═══ Source data

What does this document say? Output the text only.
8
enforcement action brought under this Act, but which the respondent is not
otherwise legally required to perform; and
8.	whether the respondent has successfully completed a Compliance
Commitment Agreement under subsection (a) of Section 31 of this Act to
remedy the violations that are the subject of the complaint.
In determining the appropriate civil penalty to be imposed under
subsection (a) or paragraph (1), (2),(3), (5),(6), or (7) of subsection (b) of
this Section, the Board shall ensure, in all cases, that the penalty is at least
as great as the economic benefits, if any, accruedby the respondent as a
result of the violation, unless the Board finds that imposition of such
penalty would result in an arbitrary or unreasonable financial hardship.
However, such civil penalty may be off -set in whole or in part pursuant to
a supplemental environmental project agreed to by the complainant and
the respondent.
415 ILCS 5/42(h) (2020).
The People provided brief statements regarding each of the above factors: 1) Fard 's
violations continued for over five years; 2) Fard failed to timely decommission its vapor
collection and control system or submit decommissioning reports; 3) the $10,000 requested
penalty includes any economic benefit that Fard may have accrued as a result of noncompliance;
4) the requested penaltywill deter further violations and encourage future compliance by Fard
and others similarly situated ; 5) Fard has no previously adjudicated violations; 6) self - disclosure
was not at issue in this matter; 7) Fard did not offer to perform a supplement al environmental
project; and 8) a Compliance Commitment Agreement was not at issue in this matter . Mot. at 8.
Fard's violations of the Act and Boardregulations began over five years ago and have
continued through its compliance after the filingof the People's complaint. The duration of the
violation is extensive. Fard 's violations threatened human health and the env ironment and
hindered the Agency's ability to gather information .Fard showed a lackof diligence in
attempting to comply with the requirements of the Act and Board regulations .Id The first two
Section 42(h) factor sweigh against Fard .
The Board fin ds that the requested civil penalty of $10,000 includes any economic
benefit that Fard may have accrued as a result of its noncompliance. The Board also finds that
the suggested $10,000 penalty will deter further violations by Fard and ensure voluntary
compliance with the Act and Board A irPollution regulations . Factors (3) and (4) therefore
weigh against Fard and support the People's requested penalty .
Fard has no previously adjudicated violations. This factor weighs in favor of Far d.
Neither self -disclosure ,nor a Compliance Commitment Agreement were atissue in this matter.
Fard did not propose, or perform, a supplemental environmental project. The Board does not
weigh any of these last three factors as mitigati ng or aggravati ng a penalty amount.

══════

Print all of the data exactly as it was given.

What does this document say? Output the text only.
8
enforcement action brought under this Act, but which the respondent is not
otherwise legally required to perform; and
8.	whether the respondent has successfully completed a Compliance
Commitment Agreement under subsection (a) of Section 31 of this Act to
remedy the violations that are the subject of the complaint.
In determining the appropriate civil penalty to be imposed under
subsection (a) or paragraph (1), (2),(3), (5),(6), or (7) of subsection (b) of
this Section, the Board shall ensure, in all cases, that the penalty is at least
as great as the economic benefits, if any, accruedby the respondent as a
result of the violation, unless the Board finds that imposition of such
penalty would result in an arbitrary or unreasonable financial hardship.
However, such civil penalty may be off -set in whole or in part pursuant to
a supplemental environmental project agreed to by the complainant and
the respondent.
415 ILCS 5/42(h) (2020).
The People provided brief statements regarding each of the above factors: 1) Fard 's
violations continued for over five years; 2) Fard failed to timely decommission its vapor
collection and control system or submit decommissioning reports; 3) the $10,000 requested
penalty includes any economic benefit that Fard may have accrued as a result of noncompliance;
4) the requested penaltywill deter further violations and encourage future compliance by Fard
and others similarly situated ; 5) Fard has no previously adjudicated violations; 6) self - disclosure
was not at issue in this matter; 7) Fard did not offer to perform a supplement al environmental
project; and 8) a Compliance Commitment Agreement was not at issue in this matter . Mot. at 8.
Fard's violations of the Act and Boardregulations began over five years ago and have
continued through its compliance after the filingof the People's complaint. The duration of the
violation is extensive. Fard 's violations threatened human health and the env ironment and
hindered the Agency's ability to gather information .Fard showed a lackof diligence in
attempting to comply with the requirements of the Act and Board regulations .Id The first two
Section 42(h) factor sweigh against Fard .
The Board fin ds that the requested civil penalty of $10,000 includes any economic
benefit that Fard may have accrued as a result of its noncompliance. The Board also finds that
the suggested $10,000 penalty will deter further violations by Fard and ensure voluntary
compliance with the Act and Board A irPollution regulations . Factors (3) and (4) therefore
weigh against Fard and support the People's requested penalty .
Fard has no previously adjudicated violations. This factor weighs in favor of Far d.
Neither self -disclosure ,nor a Compliance Commitment Agreement were atissue in this matter.
Fard did not propose, or perform, a supplemental environmental project. The Board does not
weigh any of these last three factors as mitigati ng or aggravati ng a penalty amount.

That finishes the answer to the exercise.